## JOB
Leave out every picture, then transcribe the rest of the listing exactly.

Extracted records
______________________________

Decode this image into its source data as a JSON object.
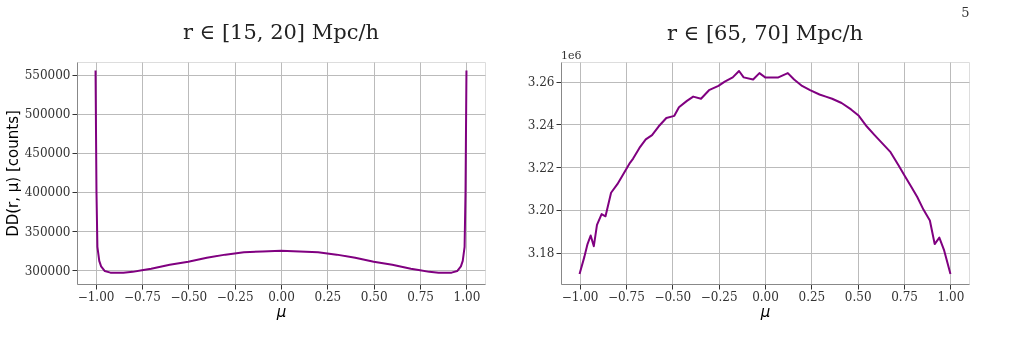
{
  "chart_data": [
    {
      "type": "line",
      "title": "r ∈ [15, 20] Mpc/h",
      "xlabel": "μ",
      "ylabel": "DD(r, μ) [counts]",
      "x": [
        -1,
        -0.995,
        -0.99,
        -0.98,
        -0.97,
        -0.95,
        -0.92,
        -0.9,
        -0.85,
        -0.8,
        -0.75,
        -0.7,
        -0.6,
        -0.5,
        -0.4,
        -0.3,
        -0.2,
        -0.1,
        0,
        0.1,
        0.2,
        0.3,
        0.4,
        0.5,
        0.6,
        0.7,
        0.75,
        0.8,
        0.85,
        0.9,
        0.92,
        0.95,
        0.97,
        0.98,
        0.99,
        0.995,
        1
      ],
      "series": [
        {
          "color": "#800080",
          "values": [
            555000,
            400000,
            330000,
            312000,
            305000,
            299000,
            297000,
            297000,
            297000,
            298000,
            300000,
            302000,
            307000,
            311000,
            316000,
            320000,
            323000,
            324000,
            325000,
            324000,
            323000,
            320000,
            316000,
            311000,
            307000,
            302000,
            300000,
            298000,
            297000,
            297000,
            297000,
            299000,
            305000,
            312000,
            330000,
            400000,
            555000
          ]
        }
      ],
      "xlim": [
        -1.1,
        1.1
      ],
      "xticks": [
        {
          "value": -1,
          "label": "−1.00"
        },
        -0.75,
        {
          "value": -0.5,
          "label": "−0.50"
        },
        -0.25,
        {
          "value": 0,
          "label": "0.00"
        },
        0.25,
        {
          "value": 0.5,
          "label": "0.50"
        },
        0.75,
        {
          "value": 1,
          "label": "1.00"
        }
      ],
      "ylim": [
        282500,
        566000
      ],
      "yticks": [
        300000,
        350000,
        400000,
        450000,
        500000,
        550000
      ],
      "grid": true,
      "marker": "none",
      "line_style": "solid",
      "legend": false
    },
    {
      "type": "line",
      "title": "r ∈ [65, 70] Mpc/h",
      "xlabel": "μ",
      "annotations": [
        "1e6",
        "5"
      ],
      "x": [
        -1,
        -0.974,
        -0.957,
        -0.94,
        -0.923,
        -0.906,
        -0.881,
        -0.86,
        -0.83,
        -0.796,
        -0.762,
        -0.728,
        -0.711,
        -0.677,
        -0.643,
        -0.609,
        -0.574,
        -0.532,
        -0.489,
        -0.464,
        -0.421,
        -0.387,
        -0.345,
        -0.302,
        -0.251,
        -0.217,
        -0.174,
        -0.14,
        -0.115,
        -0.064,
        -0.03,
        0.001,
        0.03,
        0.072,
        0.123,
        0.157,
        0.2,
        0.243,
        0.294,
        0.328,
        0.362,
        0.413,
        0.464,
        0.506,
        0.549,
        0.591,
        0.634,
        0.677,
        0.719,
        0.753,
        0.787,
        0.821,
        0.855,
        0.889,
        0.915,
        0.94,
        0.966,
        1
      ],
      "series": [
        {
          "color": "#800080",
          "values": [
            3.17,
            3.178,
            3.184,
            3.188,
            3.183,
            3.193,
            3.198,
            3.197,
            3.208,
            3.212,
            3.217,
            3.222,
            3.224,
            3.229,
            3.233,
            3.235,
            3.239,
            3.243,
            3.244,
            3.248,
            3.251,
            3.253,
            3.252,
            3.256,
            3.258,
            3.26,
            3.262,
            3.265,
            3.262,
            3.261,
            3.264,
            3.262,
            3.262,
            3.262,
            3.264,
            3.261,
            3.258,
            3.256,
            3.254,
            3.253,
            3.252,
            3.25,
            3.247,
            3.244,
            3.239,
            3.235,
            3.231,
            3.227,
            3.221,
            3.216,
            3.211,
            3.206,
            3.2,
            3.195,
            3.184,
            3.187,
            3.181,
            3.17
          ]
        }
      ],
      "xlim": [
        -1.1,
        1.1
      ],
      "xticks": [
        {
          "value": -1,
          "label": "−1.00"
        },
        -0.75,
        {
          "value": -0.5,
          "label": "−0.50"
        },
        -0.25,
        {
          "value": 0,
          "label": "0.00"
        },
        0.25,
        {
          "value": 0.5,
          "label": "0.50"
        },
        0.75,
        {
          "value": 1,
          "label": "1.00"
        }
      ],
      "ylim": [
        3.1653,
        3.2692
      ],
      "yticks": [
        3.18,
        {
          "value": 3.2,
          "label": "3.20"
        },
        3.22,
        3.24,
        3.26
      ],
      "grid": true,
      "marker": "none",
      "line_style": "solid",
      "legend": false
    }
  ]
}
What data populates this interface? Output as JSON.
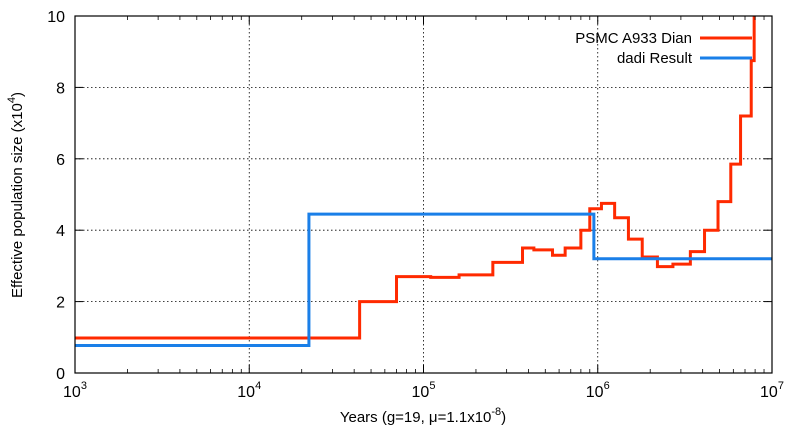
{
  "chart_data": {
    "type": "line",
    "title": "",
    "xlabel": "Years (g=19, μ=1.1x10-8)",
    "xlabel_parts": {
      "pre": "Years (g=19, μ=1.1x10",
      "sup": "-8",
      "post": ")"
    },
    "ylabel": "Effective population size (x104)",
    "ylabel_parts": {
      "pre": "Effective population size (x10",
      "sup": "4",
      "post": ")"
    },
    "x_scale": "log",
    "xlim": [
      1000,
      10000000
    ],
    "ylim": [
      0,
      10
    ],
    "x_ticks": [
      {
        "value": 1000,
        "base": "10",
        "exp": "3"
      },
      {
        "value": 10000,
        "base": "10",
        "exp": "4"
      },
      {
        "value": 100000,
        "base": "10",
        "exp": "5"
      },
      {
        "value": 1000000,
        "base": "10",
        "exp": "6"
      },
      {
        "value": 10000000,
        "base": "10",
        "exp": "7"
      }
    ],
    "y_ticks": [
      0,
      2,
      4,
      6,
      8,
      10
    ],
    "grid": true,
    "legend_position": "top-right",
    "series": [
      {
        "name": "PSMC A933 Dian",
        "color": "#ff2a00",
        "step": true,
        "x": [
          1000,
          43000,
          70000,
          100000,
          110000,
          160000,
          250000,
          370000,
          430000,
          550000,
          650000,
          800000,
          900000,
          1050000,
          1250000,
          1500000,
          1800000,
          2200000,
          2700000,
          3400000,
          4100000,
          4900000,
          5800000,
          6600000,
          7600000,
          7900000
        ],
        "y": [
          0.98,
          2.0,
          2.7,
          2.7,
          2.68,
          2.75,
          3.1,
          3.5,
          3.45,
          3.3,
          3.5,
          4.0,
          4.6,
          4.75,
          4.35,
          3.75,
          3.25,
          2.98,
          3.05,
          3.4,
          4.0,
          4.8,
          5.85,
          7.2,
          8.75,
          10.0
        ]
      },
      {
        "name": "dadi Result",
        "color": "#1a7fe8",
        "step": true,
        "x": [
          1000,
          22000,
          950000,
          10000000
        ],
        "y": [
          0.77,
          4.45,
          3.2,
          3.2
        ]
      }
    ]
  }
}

______________________________

## ANSWER TO THIS PROBLEM
Decode this image into its source data as a JSON object.
{
  "chart_data": [
    {
      "type": "line",
      "title": "r ∈ [15, 20] Mpc/h",
      "xlabel": "μ",
      "ylabel": "DD(r, μ) [counts]",
      "x": [
        -1,
        -0.995,
        -0.99,
        -0.98,
        -0.97,
        -0.95,
        -0.92,
        -0.9,
        -0.85,
        -0.8,
        -0.75,
        -0.7,
        -0.6,
        -0.5,
        -0.4,
        -0.3,
        -0.2,
        -0.1,
        0,
        0.1,
        0.2,
        0.3,
        0.4,
        0.5,
        0.6,
        0.7,
        0.75,
        0.8,
        0.85,
        0.9,
        0.92,
        0.95,
        0.97,
        0.98,
        0.99,
        0.995,
        1
      ],
      "series": [
        {
          "color": "#800080",
          "values": [
            555000,
            400000,
            330000,
            312000,
            305000,
            299000,
            297000,
            297000,
            297000,
            298000,
            300000,
            302000,
            307000,
            311000,
            316000,
            320000,
            323000,
            324000,
            325000,
            324000,
            323000,
            320000,
            316000,
            311000,
            307000,
            302000,
            300000,
            298000,
            297000,
            297000,
            297000,
            299000,
            305000,
            312000,
            330000,
            400000,
            555000
          ]
        }
      ],
      "xlim": [
        -1.1,
        1.1
      ],
      "xticks": [
        {
          "value": -1,
          "label": "−1.00"
        },
        -0.75,
        {
          "value": -0.5,
          "label": "−0.50"
        },
        -0.25,
        {
          "value": 0,
          "label": "0.00"
        },
        0.25,
        {
          "value": 0.5,
          "label": "0.50"
        },
        0.75,
        {
          "value": 1,
          "label": "1.00"
        }
      ],
      "ylim": [
        282500,
        566000
      ],
      "yticks": [
        300000,
        350000,
        400000,
        450000,
        500000,
        550000
      ],
      "grid": true,
      "marker": "none",
      "line_style": "solid",
      "legend": false
    },
    {
      "type": "line",
      "title": "r ∈ [65, 70] Mpc/h",
      "xlabel": "μ",
      "annotations": [
        "1e6",
        "5"
      ],
      "x": [
        -1,
        -0.974,
        -0.957,
        -0.94,
        -0.923,
        -0.906,
        -0.881,
        -0.86,
        -0.83,
        -0.796,
        -0.762,
        -0.728,
        -0.711,
        -0.677,
        -0.643,
        -0.609,
        -0.574,
        -0.532,
        -0.489,
        -0.464,
        -0.421,
        -0.387,
        -0.345,
        -0.302,
        -0.251,
        -0.217,
        -0.174,
        -0.14,
        -0.115,
        -0.064,
        -0.03,
        0.001,
        0.03,
        0.072,
        0.123,
        0.157,
        0.2,
        0.243,
        0.294,
        0.328,
        0.362,
        0.413,
        0.464,
        0.506,
        0.549,
        0.591,
        0.634,
        0.677,
        0.719,
        0.753,
        0.787,
        0.821,
        0.855,
        0.889,
        0.915,
        0.94,
        0.966,
        1
      ],
      "series": [
        {
          "color": "#800080",
          "values": [
            3.17,
            3.178,
            3.184,
            3.188,
            3.183,
            3.193,
            3.198,
            3.197,
            3.208,
            3.212,
            3.217,
            3.222,
            3.224,
            3.229,
            3.233,
            3.235,
            3.239,
            3.243,
            3.244,
            3.248,
            3.251,
            3.253,
            3.252,
            3.256,
            3.258,
            3.26,
            3.262,
            3.265,
            3.262,
            3.261,
            3.264,
            3.262,
            3.262,
            3.262,
            3.264,
            3.261,
            3.258,
            3.256,
            3.254,
            3.253,
            3.252,
            3.25,
            3.247,
            3.244,
            3.239,
            3.235,
            3.231,
            3.227,
            3.221,
            3.216,
            3.211,
            3.206,
            3.2,
            3.195,
            3.184,
            3.187,
            3.181,
            3.17
          ]
        }
      ],
      "xlim": [
        -1.1,
        1.1
      ],
      "xticks": [
        {
          "value": -1,
          "label": "−1.00"
        },
        -0.75,
        {
          "value": -0.5,
          "label": "−0.50"
        },
        -0.25,
        {
          "value": 0,
          "label": "0.00"
        },
        0.25,
        {
          "value": 0.5,
          "label": "0.50"
        },
        0.75,
        {
          "value": 1,
          "label": "1.00"
        }
      ],
      "ylim": [
        3.1653,
        3.2692
      ],
      "yticks": [
        3.18,
        {
          "value": 3.2,
          "label": "3.20"
        },
        3.22,
        3.24,
        3.26
      ],
      "grid": true,
      "marker": "none",
      "line_style": "solid",
      "legend": false
    }
  ]
}
What data populates this interface? Output as JSON.
{
  "chart_data": {
    "type": "line",
    "title": "",
    "xlabel": "Years (g=19, μ=1.1x10-8)",
    "xlabel_parts": {
      "pre": "Years (g=19, μ=1.1x10",
      "sup": "-8",
      "post": ")"
    },
    "ylabel": "Effective population size (x104)",
    "ylabel_parts": {
      "pre": "Effective population size (x10",
      "sup": "4",
      "post": ")"
    },
    "x_scale": "log",
    "xlim": [
      1000,
      10000000
    ],
    "ylim": [
      0,
      10
    ],
    "x_ticks": [
      {
        "value": 1000,
        "base": "10",
        "exp": "3"
      },
      {
        "value": 10000,
        "base": "10",
        "exp": "4"
      },
      {
        "value": 100000,
        "base": "10",
        "exp": "5"
      },
      {
        "value": 1000000,
        "base": "10",
        "exp": "6"
      },
      {
        "value": 10000000,
        "base": "10",
        "exp": "7"
      }
    ],
    "y_ticks": [
      0,
      2,
      4,
      6,
      8,
      10
    ],
    "grid": true,
    "legend_position": "top-right",
    "series": [
      {
        "name": "PSMC A933 Dian",
        "color": "#ff2a00",
        "step": true,
        "x": [
          1000,
          43000,
          70000,
          100000,
          110000,
          160000,
          250000,
          370000,
          430000,
          550000,
          650000,
          800000,
          900000,
          1050000,
          1250000,
          1500000,
          1800000,
          2200000,
          2700000,
          3400000,
          4100000,
          4900000,
          5800000,
          6600000,
          7600000,
          7900000
        ],
        "y": [
          0.98,
          2.0,
          2.7,
          2.7,
          2.68,
          2.75,
          3.1,
          3.5,
          3.45,
          3.3,
          3.5,
          4.0,
          4.6,
          4.75,
          4.35,
          3.75,
          3.25,
          2.98,
          3.05,
          3.4,
          4.0,
          4.8,
          5.85,
          7.2,
          8.75,
          10.0
        ]
      },
      {
        "name": "dadi Result",
        "color": "#1a7fe8",
        "step": true,
        "x": [
          1000,
          22000,
          950000,
          10000000
        ],
        "y": [
          0.77,
          4.45,
          3.2,
          3.2
        ]
      }
    ]
  }
}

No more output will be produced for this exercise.